### Exercise task
Which lines in the records below contain the word "Bremerhaven"? Copy each one out.

Part of a data file
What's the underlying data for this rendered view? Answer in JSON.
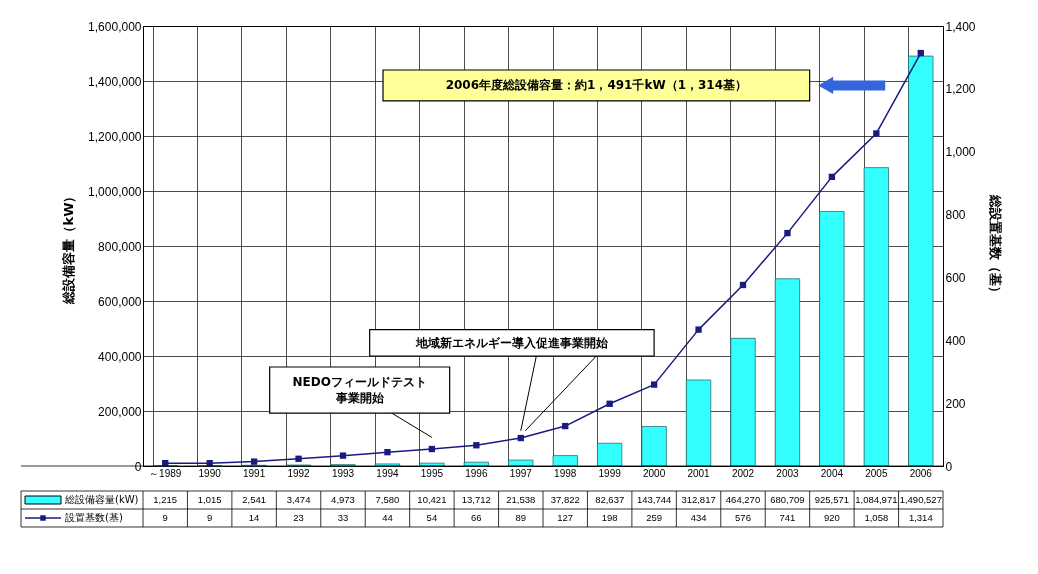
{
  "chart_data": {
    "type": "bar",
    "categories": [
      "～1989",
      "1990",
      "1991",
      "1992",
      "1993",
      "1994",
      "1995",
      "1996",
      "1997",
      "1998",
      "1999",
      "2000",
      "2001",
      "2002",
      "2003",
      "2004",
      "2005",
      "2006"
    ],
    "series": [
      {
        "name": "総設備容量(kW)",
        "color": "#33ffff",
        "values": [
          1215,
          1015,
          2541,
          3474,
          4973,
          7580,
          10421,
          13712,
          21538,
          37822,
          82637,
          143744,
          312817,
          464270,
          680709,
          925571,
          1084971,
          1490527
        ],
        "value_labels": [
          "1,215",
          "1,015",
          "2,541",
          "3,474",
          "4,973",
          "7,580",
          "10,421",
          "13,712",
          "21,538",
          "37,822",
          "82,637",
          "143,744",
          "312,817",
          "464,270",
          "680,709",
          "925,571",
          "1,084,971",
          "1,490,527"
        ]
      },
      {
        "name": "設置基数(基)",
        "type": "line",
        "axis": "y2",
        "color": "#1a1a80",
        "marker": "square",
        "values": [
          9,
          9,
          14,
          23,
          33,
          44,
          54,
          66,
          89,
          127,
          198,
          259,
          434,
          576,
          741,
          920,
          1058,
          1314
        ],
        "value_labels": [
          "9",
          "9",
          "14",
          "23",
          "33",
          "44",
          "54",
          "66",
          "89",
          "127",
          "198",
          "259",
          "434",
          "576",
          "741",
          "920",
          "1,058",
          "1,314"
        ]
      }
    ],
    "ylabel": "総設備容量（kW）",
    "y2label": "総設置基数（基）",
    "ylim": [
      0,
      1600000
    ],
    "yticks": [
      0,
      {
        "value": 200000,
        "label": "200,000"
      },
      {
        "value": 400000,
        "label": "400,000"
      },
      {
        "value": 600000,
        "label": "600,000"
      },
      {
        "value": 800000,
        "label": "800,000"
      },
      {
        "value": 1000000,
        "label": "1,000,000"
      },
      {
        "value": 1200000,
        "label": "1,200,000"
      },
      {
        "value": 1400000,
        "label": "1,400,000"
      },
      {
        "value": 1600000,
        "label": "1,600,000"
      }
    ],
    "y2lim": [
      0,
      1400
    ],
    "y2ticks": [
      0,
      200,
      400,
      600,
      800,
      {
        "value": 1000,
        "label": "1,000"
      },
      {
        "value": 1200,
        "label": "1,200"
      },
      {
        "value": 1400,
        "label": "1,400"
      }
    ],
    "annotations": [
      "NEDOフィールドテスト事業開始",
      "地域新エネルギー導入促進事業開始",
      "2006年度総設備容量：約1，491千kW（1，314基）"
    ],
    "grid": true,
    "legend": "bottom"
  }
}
--
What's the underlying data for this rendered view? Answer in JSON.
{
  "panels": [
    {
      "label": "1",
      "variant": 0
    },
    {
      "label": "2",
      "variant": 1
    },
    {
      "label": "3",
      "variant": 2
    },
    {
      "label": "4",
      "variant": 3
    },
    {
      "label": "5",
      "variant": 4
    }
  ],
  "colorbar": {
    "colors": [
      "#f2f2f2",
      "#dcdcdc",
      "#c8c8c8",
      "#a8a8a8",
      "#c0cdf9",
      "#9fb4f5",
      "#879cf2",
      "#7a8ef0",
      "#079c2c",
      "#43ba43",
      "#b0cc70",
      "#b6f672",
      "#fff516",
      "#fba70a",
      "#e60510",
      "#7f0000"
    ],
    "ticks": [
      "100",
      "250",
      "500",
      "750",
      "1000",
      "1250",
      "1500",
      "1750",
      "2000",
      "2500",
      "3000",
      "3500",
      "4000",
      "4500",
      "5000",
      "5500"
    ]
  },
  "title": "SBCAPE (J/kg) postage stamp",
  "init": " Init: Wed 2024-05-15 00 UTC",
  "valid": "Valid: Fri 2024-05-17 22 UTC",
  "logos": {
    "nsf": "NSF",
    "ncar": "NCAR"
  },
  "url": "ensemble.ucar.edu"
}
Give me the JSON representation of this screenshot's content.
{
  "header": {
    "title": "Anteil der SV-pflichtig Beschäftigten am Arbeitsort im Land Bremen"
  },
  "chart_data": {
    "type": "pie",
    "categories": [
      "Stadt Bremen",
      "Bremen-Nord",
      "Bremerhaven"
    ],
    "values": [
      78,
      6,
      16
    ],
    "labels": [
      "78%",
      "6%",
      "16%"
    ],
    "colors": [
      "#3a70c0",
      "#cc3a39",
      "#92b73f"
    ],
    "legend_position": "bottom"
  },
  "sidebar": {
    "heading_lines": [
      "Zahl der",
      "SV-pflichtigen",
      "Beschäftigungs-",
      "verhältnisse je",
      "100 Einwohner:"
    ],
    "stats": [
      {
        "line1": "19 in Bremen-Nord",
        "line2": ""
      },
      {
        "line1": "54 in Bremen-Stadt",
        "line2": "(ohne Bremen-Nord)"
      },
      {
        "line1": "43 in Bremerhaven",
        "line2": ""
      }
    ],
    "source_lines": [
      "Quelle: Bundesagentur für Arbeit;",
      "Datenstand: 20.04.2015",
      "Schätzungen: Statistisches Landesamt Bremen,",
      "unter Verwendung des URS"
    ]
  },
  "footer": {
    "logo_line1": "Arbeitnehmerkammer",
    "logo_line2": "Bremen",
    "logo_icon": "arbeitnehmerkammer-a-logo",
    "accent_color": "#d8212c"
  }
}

### Full solution
      "Bremerhaven"
        "line1": "43 in Bremerhaven",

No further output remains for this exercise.